(Data tied to figure images)

+++++

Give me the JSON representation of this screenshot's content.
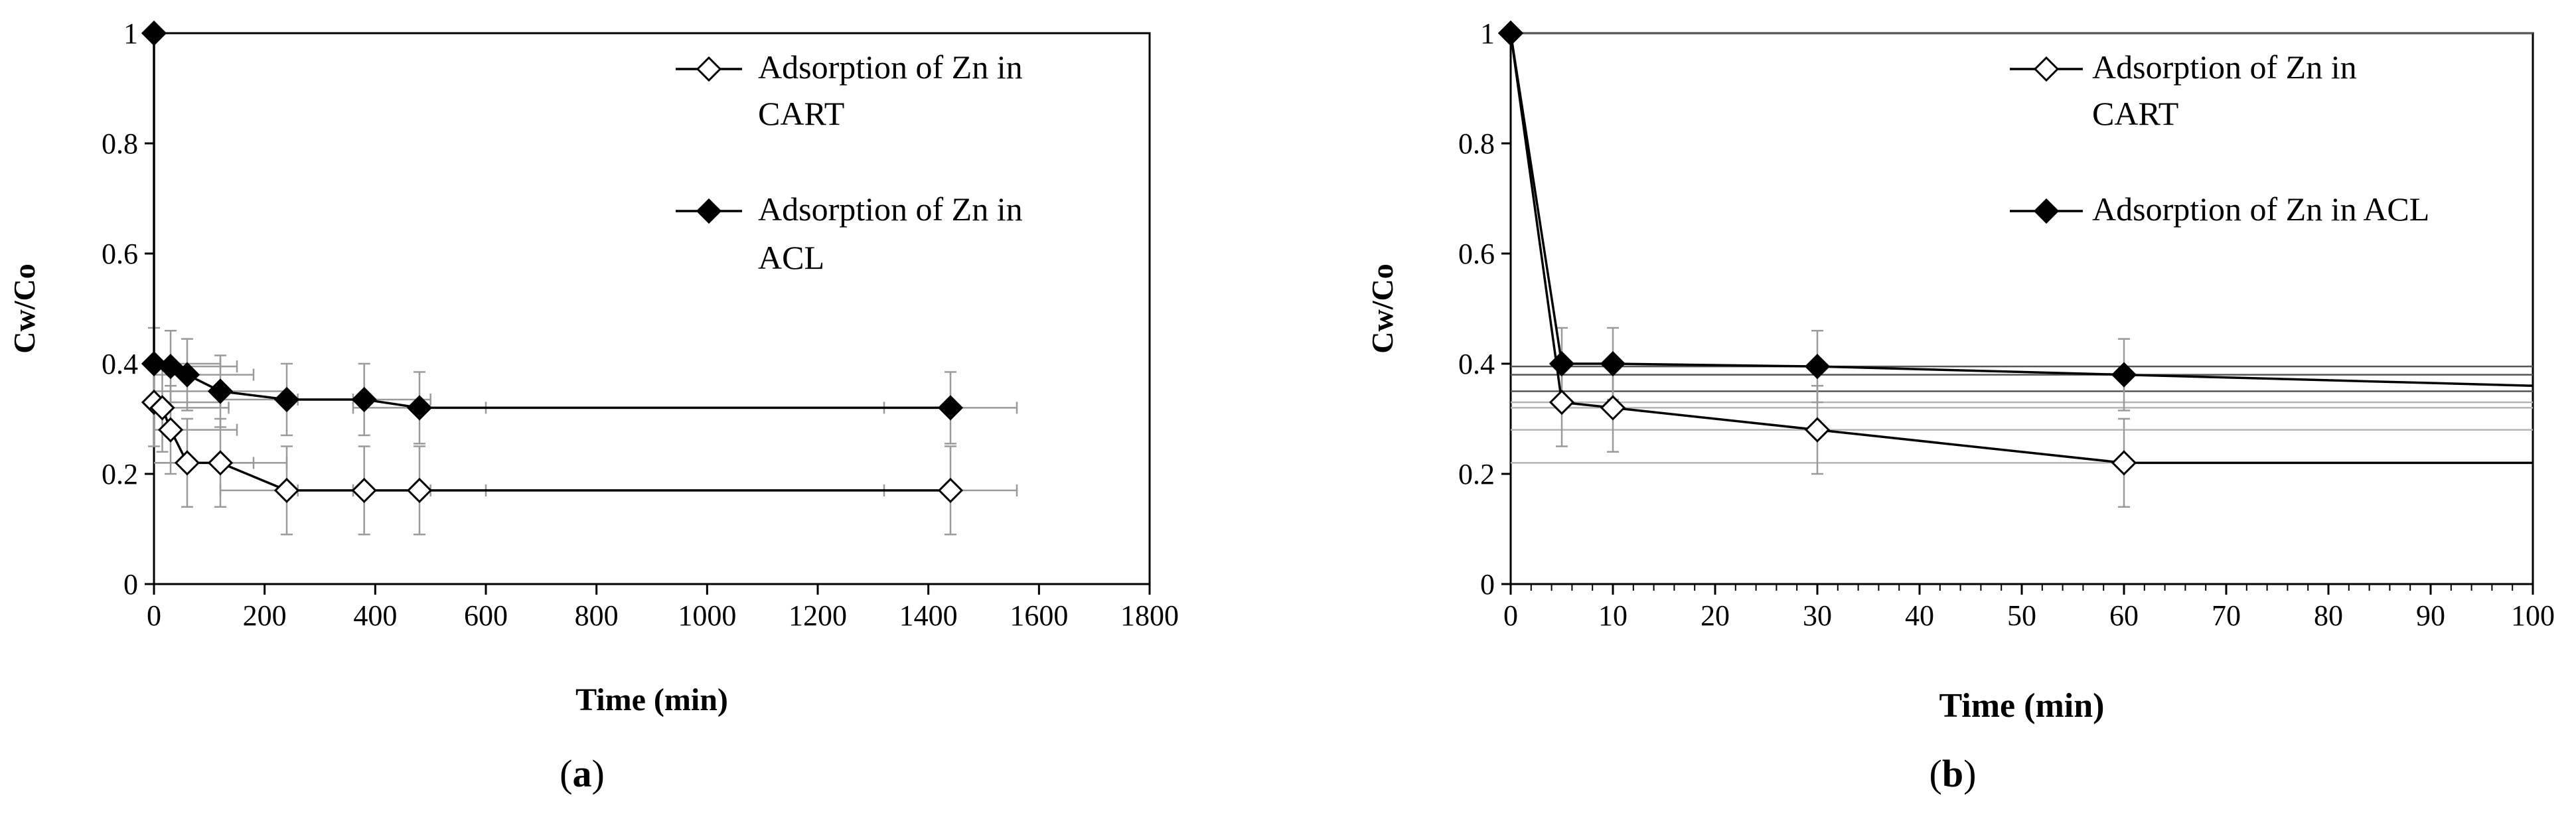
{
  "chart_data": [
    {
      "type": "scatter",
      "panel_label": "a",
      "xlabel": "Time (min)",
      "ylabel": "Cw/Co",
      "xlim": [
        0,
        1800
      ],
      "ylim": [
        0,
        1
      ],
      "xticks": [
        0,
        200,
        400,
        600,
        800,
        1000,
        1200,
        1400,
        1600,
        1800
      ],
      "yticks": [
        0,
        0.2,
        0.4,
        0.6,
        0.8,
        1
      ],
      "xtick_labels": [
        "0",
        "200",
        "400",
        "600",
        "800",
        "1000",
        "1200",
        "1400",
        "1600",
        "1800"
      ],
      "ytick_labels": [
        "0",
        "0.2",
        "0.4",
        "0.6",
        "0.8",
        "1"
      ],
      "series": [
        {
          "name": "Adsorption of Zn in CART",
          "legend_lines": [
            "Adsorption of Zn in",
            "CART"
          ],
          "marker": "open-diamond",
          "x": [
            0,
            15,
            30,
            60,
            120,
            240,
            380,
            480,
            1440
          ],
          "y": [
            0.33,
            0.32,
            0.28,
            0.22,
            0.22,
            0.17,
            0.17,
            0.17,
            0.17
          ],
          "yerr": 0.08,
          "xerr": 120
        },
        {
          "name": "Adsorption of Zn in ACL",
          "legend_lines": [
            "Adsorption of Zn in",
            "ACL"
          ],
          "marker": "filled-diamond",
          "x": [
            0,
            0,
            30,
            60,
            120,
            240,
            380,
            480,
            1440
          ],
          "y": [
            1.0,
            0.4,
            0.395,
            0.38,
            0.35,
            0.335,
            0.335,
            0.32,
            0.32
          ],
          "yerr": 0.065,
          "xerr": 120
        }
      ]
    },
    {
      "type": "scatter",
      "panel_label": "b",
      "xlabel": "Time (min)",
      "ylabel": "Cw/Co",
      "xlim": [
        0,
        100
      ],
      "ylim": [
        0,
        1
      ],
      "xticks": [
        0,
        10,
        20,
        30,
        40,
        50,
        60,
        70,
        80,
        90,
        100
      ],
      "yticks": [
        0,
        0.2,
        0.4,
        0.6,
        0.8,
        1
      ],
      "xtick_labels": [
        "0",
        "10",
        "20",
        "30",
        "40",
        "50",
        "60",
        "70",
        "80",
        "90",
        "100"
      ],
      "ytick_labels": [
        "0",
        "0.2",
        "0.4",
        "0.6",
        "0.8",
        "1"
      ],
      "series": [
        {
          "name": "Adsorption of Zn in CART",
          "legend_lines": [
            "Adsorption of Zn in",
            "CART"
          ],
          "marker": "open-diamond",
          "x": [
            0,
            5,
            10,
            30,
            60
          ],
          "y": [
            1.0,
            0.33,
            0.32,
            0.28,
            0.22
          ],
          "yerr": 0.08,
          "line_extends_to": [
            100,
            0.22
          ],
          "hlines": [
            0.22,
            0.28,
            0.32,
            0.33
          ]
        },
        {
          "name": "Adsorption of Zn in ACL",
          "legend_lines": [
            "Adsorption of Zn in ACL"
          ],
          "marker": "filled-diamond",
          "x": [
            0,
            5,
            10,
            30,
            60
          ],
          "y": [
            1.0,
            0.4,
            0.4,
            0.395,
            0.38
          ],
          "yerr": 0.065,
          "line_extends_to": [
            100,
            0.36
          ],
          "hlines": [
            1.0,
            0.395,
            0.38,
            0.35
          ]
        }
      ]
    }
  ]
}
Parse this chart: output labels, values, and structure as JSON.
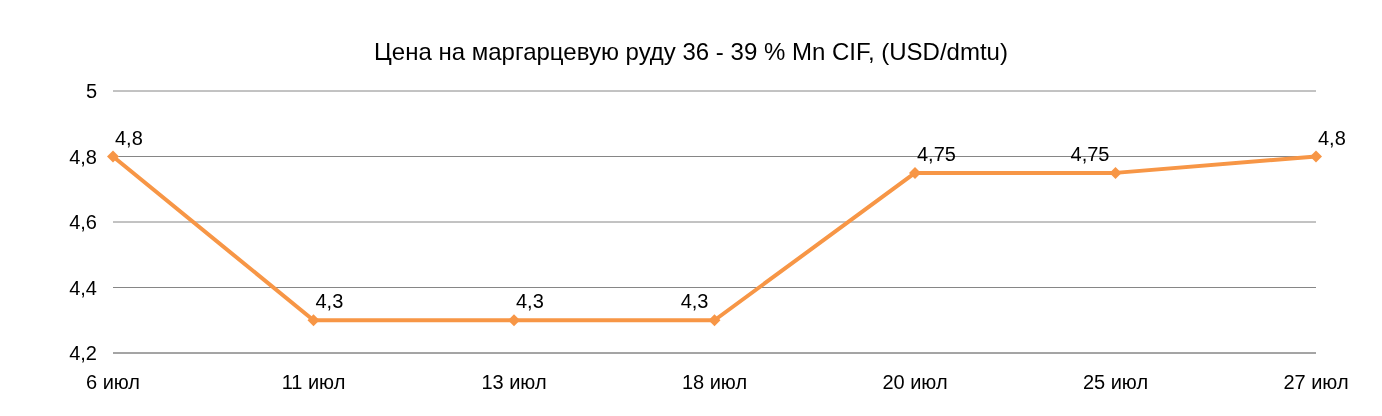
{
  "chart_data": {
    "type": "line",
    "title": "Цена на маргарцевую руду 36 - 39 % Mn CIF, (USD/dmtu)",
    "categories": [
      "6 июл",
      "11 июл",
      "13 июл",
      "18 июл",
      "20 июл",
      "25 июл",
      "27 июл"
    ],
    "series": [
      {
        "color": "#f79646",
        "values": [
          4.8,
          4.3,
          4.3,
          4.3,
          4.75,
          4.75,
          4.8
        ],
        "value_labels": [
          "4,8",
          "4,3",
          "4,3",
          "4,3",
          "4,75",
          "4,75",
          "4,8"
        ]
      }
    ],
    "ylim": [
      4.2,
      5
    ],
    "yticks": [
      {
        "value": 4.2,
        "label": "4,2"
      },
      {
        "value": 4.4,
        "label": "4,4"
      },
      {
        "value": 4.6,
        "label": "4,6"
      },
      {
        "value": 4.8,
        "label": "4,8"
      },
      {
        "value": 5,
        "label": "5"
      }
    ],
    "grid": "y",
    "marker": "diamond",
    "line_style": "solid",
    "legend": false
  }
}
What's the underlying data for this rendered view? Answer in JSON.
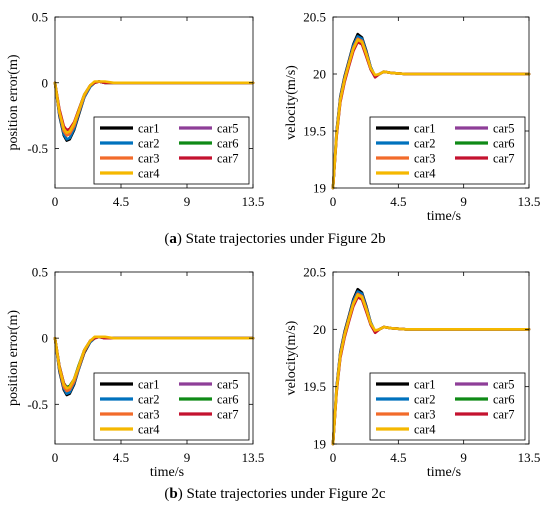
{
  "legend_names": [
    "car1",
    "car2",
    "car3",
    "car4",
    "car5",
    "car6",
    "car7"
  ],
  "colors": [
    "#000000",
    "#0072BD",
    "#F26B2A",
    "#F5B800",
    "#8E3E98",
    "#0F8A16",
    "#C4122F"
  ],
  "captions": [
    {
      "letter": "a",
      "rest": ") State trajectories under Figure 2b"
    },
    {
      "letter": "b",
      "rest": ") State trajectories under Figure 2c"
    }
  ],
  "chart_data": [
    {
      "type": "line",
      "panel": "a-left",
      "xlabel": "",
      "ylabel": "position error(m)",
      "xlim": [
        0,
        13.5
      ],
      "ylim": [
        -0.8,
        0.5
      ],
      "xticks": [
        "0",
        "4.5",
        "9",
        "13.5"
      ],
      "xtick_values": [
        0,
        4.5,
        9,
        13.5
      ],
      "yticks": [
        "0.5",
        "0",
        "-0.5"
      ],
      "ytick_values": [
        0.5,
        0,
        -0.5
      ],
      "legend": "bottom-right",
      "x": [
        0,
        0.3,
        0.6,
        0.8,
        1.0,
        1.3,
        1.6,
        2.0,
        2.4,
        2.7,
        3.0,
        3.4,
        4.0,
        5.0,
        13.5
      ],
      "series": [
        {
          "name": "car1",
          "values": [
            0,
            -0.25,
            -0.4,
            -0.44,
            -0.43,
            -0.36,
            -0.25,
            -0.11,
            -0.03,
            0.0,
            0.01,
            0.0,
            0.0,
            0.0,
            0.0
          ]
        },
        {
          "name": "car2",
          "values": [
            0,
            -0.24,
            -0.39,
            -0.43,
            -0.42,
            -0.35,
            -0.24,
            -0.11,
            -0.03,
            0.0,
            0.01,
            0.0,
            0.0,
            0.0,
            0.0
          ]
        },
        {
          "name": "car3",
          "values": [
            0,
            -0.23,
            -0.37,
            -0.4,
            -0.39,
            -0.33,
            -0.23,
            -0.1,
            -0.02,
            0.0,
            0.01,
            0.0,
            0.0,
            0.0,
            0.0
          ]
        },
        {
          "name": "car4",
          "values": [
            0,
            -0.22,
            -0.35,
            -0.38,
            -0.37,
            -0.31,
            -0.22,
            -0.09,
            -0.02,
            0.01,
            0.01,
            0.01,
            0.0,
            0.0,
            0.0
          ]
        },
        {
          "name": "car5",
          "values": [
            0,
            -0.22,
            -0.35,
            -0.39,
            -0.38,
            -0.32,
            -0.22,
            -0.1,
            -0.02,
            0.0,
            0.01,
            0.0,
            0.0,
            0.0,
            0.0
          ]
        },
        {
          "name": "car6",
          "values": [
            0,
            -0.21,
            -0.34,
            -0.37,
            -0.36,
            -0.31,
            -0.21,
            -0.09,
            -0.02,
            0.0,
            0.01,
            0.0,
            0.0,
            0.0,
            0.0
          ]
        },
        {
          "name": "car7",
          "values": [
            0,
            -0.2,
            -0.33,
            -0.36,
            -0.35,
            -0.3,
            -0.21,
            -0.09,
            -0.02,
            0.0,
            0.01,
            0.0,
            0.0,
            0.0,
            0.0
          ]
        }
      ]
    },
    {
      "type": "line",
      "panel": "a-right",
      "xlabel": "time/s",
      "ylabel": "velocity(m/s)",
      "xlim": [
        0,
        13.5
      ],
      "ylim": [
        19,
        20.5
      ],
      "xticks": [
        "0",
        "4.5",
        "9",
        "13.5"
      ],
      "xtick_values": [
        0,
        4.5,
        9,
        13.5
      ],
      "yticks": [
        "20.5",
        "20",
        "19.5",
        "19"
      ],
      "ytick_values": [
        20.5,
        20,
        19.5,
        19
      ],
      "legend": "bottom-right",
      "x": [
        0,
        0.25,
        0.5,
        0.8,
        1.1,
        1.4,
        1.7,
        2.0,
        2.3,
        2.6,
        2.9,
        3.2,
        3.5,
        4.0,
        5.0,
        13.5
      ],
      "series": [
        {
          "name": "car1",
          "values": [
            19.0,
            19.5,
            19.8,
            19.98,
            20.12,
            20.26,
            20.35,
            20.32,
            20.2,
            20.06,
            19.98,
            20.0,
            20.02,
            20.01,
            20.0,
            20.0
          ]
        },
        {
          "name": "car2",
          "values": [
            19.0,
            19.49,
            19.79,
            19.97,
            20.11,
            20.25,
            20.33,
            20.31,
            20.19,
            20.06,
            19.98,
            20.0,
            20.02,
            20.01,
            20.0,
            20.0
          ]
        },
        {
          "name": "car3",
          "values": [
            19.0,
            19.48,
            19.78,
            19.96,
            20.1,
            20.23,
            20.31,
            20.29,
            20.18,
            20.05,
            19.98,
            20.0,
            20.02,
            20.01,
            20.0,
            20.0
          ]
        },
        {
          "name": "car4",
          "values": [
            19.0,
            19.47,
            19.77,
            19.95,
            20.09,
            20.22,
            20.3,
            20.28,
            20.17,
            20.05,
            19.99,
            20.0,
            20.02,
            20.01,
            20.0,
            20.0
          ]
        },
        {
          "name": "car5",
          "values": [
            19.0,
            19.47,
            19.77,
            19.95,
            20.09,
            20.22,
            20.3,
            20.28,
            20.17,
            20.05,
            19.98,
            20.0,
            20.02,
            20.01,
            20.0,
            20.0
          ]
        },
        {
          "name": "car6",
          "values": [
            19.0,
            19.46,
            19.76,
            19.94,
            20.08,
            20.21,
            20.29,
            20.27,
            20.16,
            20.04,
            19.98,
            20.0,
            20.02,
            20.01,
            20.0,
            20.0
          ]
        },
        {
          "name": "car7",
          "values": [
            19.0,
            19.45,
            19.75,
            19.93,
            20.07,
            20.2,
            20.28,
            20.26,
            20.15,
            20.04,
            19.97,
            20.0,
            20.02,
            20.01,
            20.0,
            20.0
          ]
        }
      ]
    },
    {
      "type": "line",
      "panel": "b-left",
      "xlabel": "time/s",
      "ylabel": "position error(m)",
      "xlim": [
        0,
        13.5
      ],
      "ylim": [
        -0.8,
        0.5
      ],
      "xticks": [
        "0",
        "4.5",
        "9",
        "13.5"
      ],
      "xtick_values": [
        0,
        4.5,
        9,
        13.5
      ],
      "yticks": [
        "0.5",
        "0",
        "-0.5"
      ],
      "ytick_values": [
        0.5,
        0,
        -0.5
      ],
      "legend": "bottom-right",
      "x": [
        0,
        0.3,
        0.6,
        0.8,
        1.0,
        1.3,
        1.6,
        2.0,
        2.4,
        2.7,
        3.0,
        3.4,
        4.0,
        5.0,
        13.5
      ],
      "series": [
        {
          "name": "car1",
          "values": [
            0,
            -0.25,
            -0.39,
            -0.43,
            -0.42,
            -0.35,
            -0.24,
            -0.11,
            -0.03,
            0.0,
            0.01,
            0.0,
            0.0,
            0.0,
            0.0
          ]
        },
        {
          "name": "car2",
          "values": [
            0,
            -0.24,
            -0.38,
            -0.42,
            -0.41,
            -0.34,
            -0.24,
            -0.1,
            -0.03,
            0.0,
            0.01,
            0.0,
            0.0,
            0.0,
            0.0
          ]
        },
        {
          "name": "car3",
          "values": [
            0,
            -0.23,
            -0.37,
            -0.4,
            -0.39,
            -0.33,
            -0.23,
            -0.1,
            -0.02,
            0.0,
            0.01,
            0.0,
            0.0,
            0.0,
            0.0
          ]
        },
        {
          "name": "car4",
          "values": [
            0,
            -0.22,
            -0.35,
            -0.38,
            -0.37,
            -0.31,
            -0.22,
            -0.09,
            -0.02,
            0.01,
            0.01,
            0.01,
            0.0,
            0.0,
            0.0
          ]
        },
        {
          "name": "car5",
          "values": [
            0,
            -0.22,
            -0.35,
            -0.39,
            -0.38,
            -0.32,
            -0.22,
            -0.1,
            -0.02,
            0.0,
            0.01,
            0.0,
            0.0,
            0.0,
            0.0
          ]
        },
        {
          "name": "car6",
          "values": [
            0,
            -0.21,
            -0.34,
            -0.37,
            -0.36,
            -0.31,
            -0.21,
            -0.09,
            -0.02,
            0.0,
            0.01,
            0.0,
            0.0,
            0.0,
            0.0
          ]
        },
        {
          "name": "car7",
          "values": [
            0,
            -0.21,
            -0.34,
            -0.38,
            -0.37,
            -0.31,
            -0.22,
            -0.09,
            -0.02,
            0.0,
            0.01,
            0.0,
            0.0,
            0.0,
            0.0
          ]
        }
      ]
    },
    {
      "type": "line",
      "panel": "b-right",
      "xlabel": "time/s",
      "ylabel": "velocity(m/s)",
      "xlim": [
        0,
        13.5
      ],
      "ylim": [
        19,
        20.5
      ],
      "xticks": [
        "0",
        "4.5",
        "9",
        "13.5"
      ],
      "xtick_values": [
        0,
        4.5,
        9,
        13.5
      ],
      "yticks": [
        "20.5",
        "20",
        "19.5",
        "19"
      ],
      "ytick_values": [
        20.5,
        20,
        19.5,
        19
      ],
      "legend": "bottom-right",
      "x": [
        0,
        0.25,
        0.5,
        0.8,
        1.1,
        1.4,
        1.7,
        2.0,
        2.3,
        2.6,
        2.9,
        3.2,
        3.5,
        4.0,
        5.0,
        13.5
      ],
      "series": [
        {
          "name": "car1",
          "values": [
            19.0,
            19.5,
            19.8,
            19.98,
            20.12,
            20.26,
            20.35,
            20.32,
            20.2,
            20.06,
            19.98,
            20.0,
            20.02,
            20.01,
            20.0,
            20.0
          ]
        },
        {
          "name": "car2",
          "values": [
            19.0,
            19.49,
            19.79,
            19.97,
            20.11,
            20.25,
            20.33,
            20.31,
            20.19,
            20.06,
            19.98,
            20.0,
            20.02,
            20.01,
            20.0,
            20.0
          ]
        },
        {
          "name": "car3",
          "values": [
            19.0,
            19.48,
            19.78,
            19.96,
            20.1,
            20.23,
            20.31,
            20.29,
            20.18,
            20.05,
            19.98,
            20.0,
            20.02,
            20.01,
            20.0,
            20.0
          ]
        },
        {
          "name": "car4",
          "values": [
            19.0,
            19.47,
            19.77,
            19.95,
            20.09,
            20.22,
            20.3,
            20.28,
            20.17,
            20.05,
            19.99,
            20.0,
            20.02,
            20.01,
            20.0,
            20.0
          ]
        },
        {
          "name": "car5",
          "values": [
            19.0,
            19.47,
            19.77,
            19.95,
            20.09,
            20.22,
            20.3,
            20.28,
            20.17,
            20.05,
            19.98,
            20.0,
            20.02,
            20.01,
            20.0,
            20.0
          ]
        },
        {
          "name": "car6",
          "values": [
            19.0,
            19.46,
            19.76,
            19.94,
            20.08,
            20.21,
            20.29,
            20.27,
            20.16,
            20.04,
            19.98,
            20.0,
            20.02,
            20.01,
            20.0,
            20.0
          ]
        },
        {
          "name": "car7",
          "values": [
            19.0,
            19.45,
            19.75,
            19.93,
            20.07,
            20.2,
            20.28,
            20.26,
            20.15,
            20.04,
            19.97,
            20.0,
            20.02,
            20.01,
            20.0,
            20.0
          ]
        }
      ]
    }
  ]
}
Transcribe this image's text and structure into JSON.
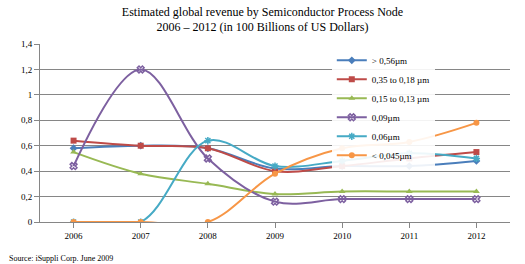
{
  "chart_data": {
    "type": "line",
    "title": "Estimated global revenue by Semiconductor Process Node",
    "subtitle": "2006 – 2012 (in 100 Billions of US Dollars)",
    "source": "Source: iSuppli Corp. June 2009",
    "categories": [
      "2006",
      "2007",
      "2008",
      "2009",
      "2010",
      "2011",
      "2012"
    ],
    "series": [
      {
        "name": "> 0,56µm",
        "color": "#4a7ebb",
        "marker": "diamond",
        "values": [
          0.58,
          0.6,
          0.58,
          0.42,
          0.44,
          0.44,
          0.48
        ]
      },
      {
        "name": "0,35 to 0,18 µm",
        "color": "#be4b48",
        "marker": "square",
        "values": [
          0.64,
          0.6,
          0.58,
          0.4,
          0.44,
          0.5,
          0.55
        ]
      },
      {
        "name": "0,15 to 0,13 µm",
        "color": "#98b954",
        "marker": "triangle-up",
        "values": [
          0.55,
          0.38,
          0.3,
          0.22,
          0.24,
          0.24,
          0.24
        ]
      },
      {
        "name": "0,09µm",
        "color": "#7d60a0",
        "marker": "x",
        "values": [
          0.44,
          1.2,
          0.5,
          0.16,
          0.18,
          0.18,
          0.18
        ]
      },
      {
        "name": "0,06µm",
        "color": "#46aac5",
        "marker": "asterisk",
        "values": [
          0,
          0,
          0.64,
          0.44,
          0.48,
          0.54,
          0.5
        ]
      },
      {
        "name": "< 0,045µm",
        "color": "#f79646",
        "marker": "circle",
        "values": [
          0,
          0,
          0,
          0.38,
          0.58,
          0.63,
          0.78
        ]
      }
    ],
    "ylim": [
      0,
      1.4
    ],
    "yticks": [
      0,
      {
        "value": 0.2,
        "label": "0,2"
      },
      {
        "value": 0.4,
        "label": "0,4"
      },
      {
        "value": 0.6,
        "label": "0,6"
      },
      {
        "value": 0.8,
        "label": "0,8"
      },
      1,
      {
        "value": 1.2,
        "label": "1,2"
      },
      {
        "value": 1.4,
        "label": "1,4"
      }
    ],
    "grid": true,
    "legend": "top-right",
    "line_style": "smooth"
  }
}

+++++

TASK TO COMPLETE >>
Search the material above for "structure". Pull out each line where it shows up.

TASK OUTPUT >>
Parse this chart: output labels, values, and structure as JSON.
Transcribe this image's text and structure into JSON.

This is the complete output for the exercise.